• Saved data entries

┄┄┄┄┄┄

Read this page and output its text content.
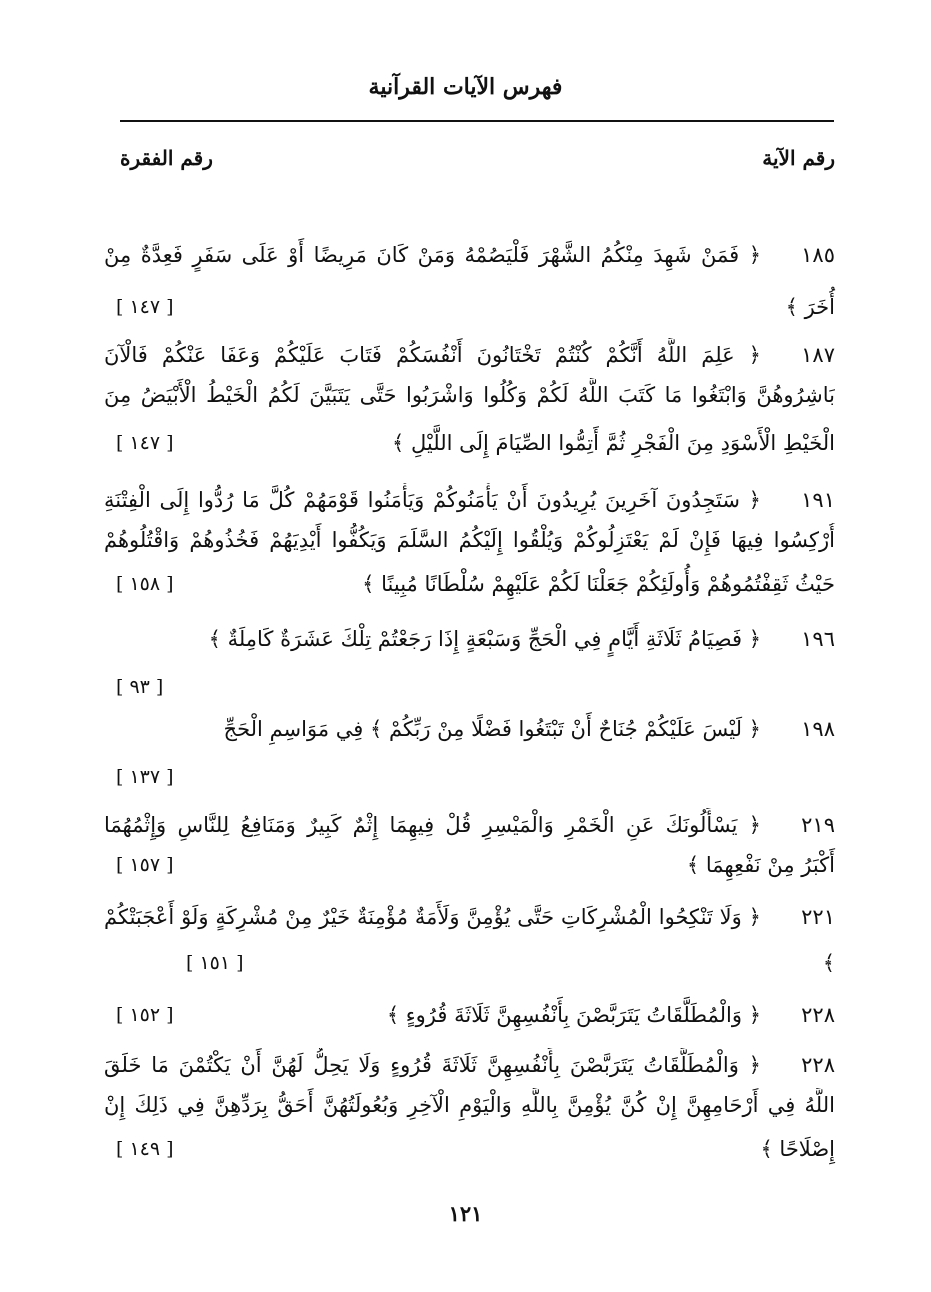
فهرس الآيات القرآنية
رقم الآية
رقم الفقرة
١٨٥﴿ فَمَنْ شَهِدَ مِنْكُمُ الشَّهْرَ فَلْيَصُمْهُ وَمَنْ كَانَ مَرِيضًا أَوْ عَلَى سَفَرٍ فَعِدَّةٌ مِنْ
أُخَرَ ﴾
[ ١٤٧ ]
١٨٧﴿ عَلِمَ اللَّهُ أَنَّكُمْ كُنْتُمْ تَخْتَانُونَ أَنْفُسَكُمْ فَتَابَ عَلَيْكُمْ وَعَفَا عَنْكُمْ فَالْآنَ
بَاشِرُوهُنَّ وَابْتَغُوا مَا كَتَبَ اللَّهُ لَكُمْ وَكُلُوا وَاشْرَبُوا حَتَّى يَتَبَيَّنَ لَكُمُ الْخَيْطُ الْأَبْيَضُ مِنَ
الْخَيْطِ الْأَسْوَدِ مِنَ الْفَجْرِ ثُمَّ أَتِمُّوا الصِّيَامَ إِلَى اللَّيْلِ ﴾
[ ١٤٧ ]
١٩١﴿ سَتَجِدُونَ آخَرِينَ يُرِيدُونَ أَنْ يَأْمَنُوكُمْ وَيَأْمَنُوا قَوْمَهُمْ كُلَّ مَا رُدُّوا إِلَى الْفِتْنَةِ
أُرْكِسُوا فِيهَا فَإِنْ لَمْ يَعْتَزِلُوكُمْ وَيُلْقُوا إِلَيْكُمُ السَّلَمَ وَيَكُفُّوا أَيْدِيَهُمْ فَخُذُوهُمْ وَاقْتُلُوهُمْ
حَيْثُ ثَقِفْتُمُوهُمْ وَأُولَئِكُمْ جَعَلْنَا لَكُمْ عَلَيْهِمْ سُلْطَانًا مُبِينًا ﴾
[ ١٥٨ ]
١٩٦﴿ فَصِيَامُ ثَلَاثَةِ أَيَّامٍ فِي الْحَجِّ وَسَبْعَةٍ إِذَا رَجَعْتُمْ تِلْكَ عَشَرَةٌ كَامِلَةٌ ﴾
[ ٩٣ ]
١٩٨﴿ لَيْسَ عَلَيْكُمْ جُنَاحٌ أَنْ تَبْتَغُوا فَضْلًا مِنْ رَبِّكُمْ ﴾ فِي مَوَاسِمِ الْحَجِّ
[ ١٣٧ ]
٢١٩﴿ يَسْأَلُونَكَ عَنِ الْخَمْرِ وَالْمَيْسِرِ قُلْ فِيهِمَا إِثْمٌ كَبِيرٌ وَمَنَافِعُ لِلنَّاسِ وَإِثْمُهُمَا
أَكْبَرُ مِنْ نَفْعِهِمَا ﴾
[ ١٥٧ ]
٢٢١﴿ وَلَا تَنْكِحُوا الْمُشْرِكَاتِ حَتَّى يُؤْمِنَّ وَلَأَمَةٌ مُؤْمِنَةٌ خَيْرٌ مِنْ مُشْرِكَةٍ وَلَوْ أَعْجَبَتْكُمْ
﴾
[ ١٥١ ]
٢٢٨﴿ وَالْمُطَلَّقَاتُ يَتَرَبَّصْنَ بِأَنْفُسِهِنَّ ثَلَاثَةَ قُرُوءٍ ﴾
[ ١٥٢ ]
٢٢٨﴿ وَالْمُطَلَّقَاتُ يَتَرَبَّصْنَ بِأَنْفُسِهِنَّ ثَلَاثَةَ قُرُوءٍ وَلَا يَحِلُّ لَهُنَّ أَنْ يَكْتُمْنَ مَا خَلَقَ
اللَّهُ فِي أَرْحَامِهِنَّ إِنْ كُنَّ يُؤْمِنَّ بِاللَّهِ وَالْيَوْمِ الْآخِرِ وَبُعُولَتُهُنَّ أَحَقُّ بِرَدِّهِنَّ فِي ذَلِكَ إِنْ
إِصْلَاحًا ﴾
[ ١٤٩ ]
١٢١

┄┄┄┄┄┄

• What you will do
Repeat all of the records verbatim, leaving out the pictures.

• Solution to this task
Read this page and output its text content.
فهرس الآيات القرآنية
رقم الآية
رقم الفقرة
١٨٥﴿ فَمَنْ شَهِدَ مِنْكُمُ الشَّهْرَ فَلْيَصُمْهُ وَمَنْ كَانَ مَرِيضًا أَوْ عَلَى سَفَرٍ فَعِدَّةٌ مِنْ
أُخَرَ ﴾
[ ١٤٧ ]
١٨٧﴿ عَلِمَ اللَّهُ أَنَّكُمْ كُنْتُمْ تَخْتَانُونَ أَنْفُسَكُمْ فَتَابَ عَلَيْكُمْ وَعَفَا عَنْكُمْ فَالْآنَ
بَاشِرُوهُنَّ وَابْتَغُوا مَا كَتَبَ اللَّهُ لَكُمْ وَكُلُوا وَاشْرَبُوا حَتَّى يَتَبَيَّنَ لَكُمُ الْخَيْطُ الْأَبْيَضُ مِنَ
الْخَيْطِ الْأَسْوَدِ مِنَ الْفَجْرِ ثُمَّ أَتِمُّوا الصِّيَامَ إِلَى اللَّيْلِ ﴾
[ ١٤٧ ]
١٩١﴿ سَتَجِدُونَ آخَرِينَ يُرِيدُونَ أَنْ يَأْمَنُوكُمْ وَيَأْمَنُوا قَوْمَهُمْ كُلَّ مَا رُدُّوا إِلَى الْفِتْنَةِ
أُرْكِسُوا فِيهَا فَإِنْ لَمْ يَعْتَزِلُوكُمْ وَيُلْقُوا إِلَيْكُمُ السَّلَمَ وَيَكُفُّوا أَيْدِيَهُمْ فَخُذُوهُمْ وَاقْتُلُوهُمْ
حَيْثُ ثَقِفْتُمُوهُمْ وَأُولَئِكُمْ جَعَلْنَا لَكُمْ عَلَيْهِمْ سُلْطَانًا مُبِينًا ﴾
[ ١٥٨ ]
١٩٦﴿ فَصِيَامُ ثَلَاثَةِ أَيَّامٍ فِي الْحَجِّ وَسَبْعَةٍ إِذَا رَجَعْتُمْ تِلْكَ عَشَرَةٌ كَامِلَةٌ ﴾
[ ٩٣ ]
١٩٨﴿ لَيْسَ عَلَيْكُمْ جُنَاحٌ أَنْ تَبْتَغُوا فَضْلًا مِنْ رَبِّكُمْ ﴾ فِي مَوَاسِمِ الْحَجِّ
[ ١٣٧ ]
٢١٩﴿ يَسْأَلُونَكَ عَنِ الْخَمْرِ وَالْمَيْسِرِ قُلْ فِيهِمَا إِثْمٌ كَبِيرٌ وَمَنَافِعُ لِلنَّاسِ وَإِثْمُهُمَا
أَكْبَرُ مِنْ نَفْعِهِمَا ﴾
[ ١٥٧ ]
٢٢١﴿ وَلَا تَنْكِحُوا الْمُشْرِكَاتِ حَتَّى يُؤْمِنَّ وَلَأَمَةٌ مُؤْمِنَةٌ خَيْرٌ مِنْ مُشْرِكَةٍ وَلَوْ أَعْجَبَتْكُمْ
﴾
[ ١٥١ ]
٢٢٨﴿ وَالْمُطَلَّقَاتُ يَتَرَبَّصْنَ بِأَنْفُسِهِنَّ ثَلَاثَةَ قُرُوءٍ ﴾
[ ١٥٢ ]
٢٢٨﴿ وَالْمُطَلَّقَاتُ يَتَرَبَّصْنَ بِأَنْفُسِهِنَّ ثَلَاثَةَ قُرُوءٍ وَلَا يَحِلُّ لَهُنَّ أَنْ يَكْتُمْنَ مَا خَلَقَ
اللَّهُ فِي أَرْحَامِهِنَّ إِنْ كُنَّ يُؤْمِنَّ بِاللَّهِ وَالْيَوْمِ الْآخِرِ وَبُعُولَتُهُنَّ أَحَقُّ بِرَدِّهِنَّ فِي ذَلِكَ إِنْ
إِصْلَاحًا ﴾
[ ١٤٩ ]
١٢١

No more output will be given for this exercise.